§ Written instruction: Keep only the lines where "icon" appears.

- - -

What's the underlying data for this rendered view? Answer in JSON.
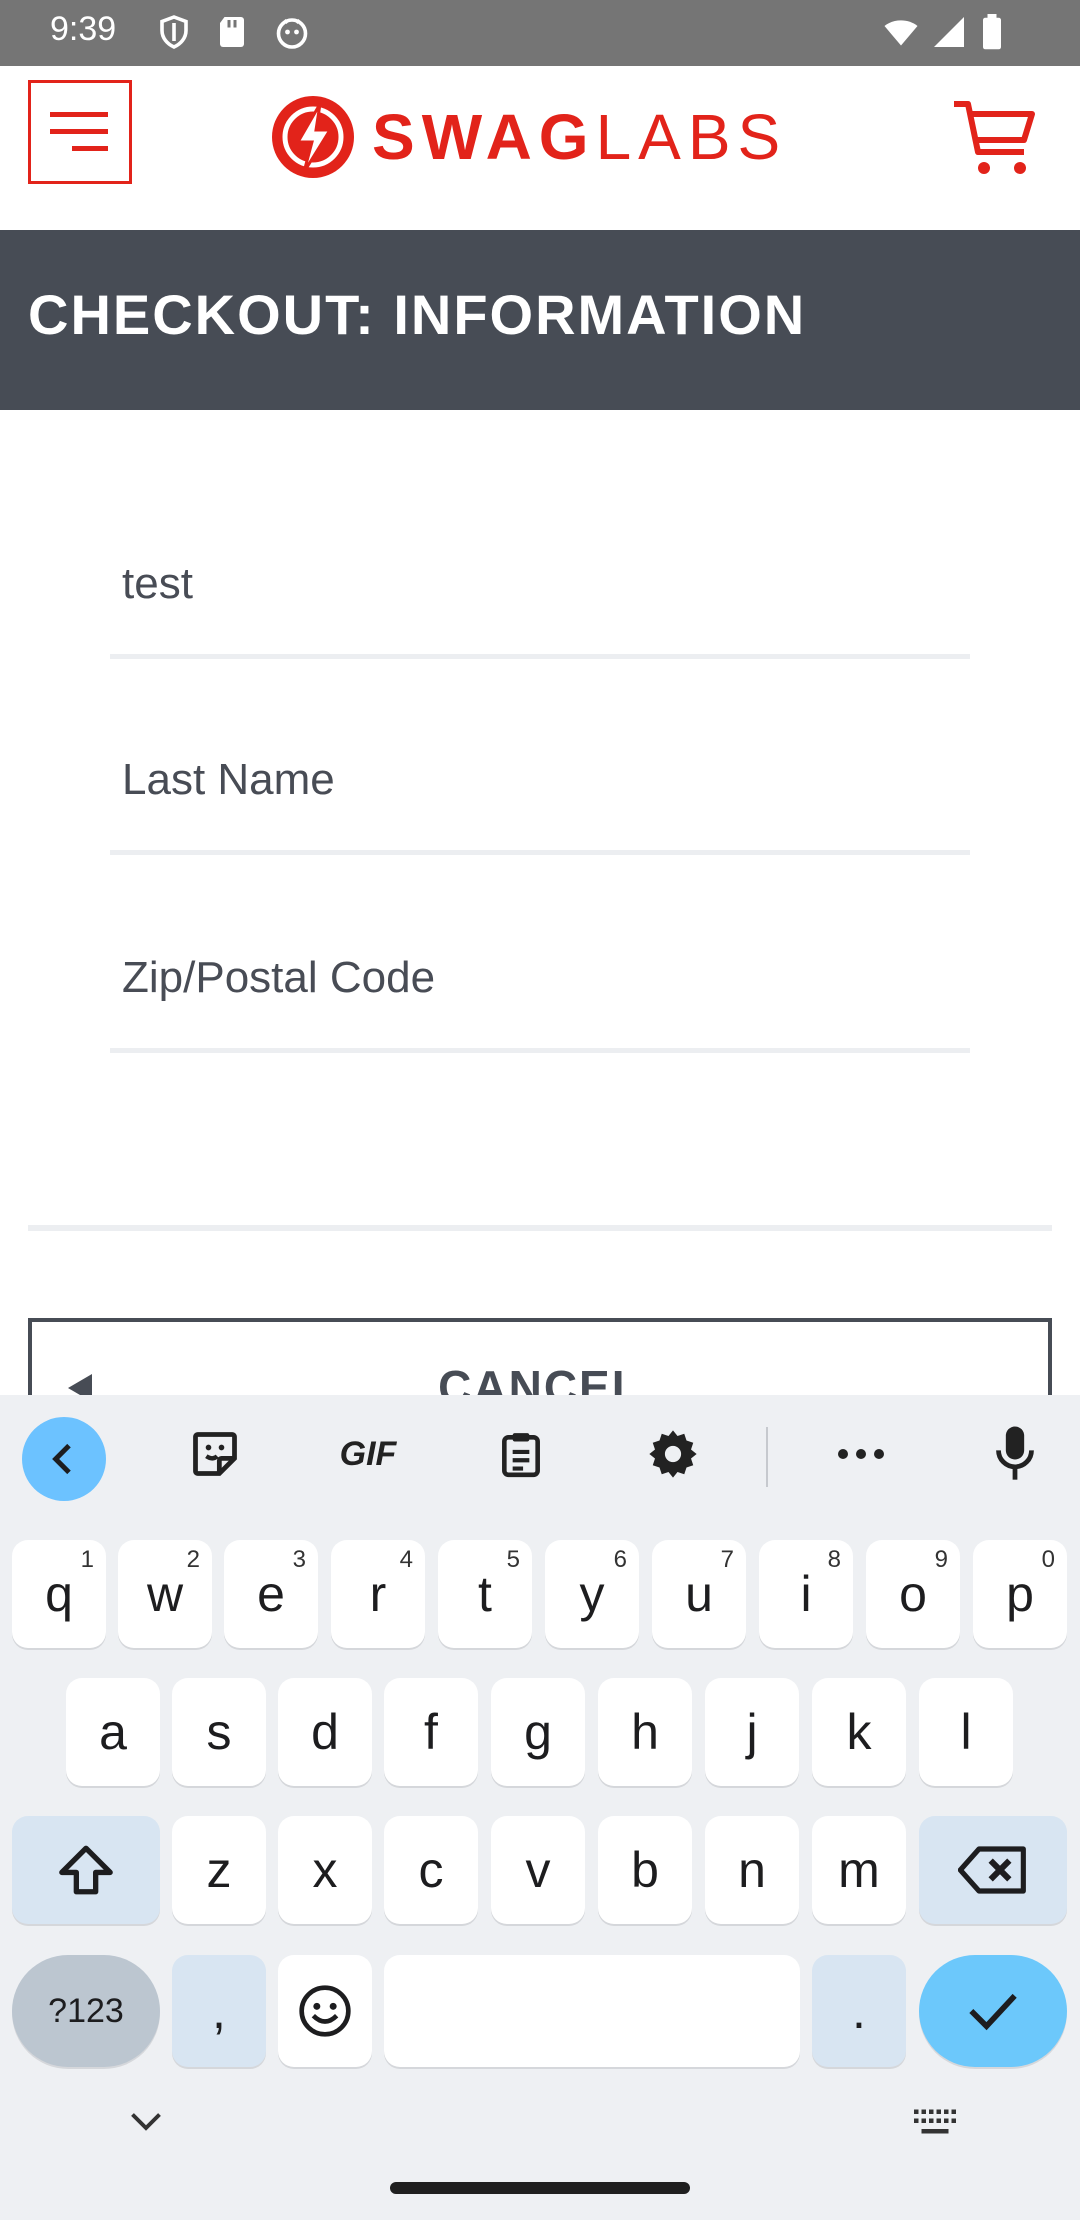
{
  "status_bar": {
    "time": "9:39"
  },
  "header": {
    "brand_bold": "SWAG",
    "brand_light": "LABS",
    "accent_color": "#e2231a",
    "menu_icon": "hamburger-menu-icon",
    "cart_icon": "shopping-cart-icon"
  },
  "page": {
    "title": "CHECKOUT: INFORMATION"
  },
  "form": {
    "first_name_value": "test",
    "last_name_placeholder": "Last Name",
    "zip_placeholder": "Zip/Postal Code"
  },
  "buttons": {
    "cancel_label": "CANCEL"
  },
  "keyboard": {
    "toolbar": [
      "back-chevron-icon",
      "sticker-icon",
      "gif-icon",
      "clipboard-icon",
      "settings-gear-icon",
      "more-dots-icon",
      "microphone-icon"
    ],
    "gif_label": "GIF",
    "row1": [
      {
        "k": "q",
        "s": "1"
      },
      {
        "k": "w",
        "s": "2"
      },
      {
        "k": "e",
        "s": "3"
      },
      {
        "k": "r",
        "s": "4"
      },
      {
        "k": "t",
        "s": "5"
      },
      {
        "k": "y",
        "s": "6"
      },
      {
        "k": "u",
        "s": "7"
      },
      {
        "k": "i",
        "s": "8"
      },
      {
        "k": "o",
        "s": "9"
      },
      {
        "k": "p",
        "s": "0"
      }
    ],
    "row2": [
      "a",
      "s",
      "d",
      "f",
      "g",
      "h",
      "j",
      "k",
      "l"
    ],
    "row3": [
      "z",
      "x",
      "c",
      "v",
      "b",
      "n",
      "m"
    ],
    "symbols_label": "?123",
    "comma_label": ",",
    "period_label": ".",
    "accent_color": "#6cc8fb"
  }
}
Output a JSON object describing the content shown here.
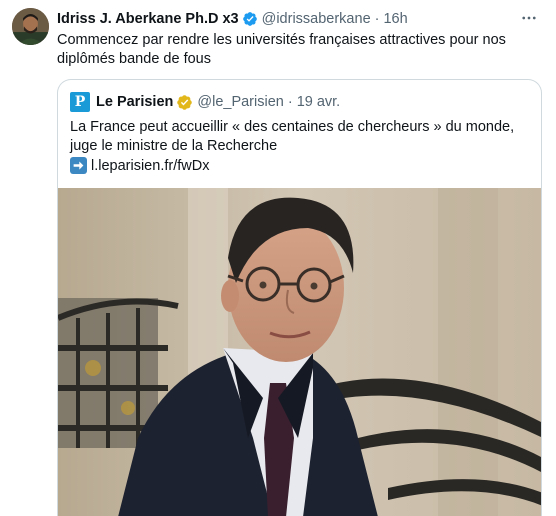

- - -

§ The answer:
    "menu_icon": "hamburger-menu-icon",
    "cart_icon": "shopping-cart-icon"
      "back-chevron-icon",
      "sticker-icon",
      "gif-icon",
      "clipboard-icon",
      "settings-gear-icon",
      "more-dots-icon",
      "microphone-icon"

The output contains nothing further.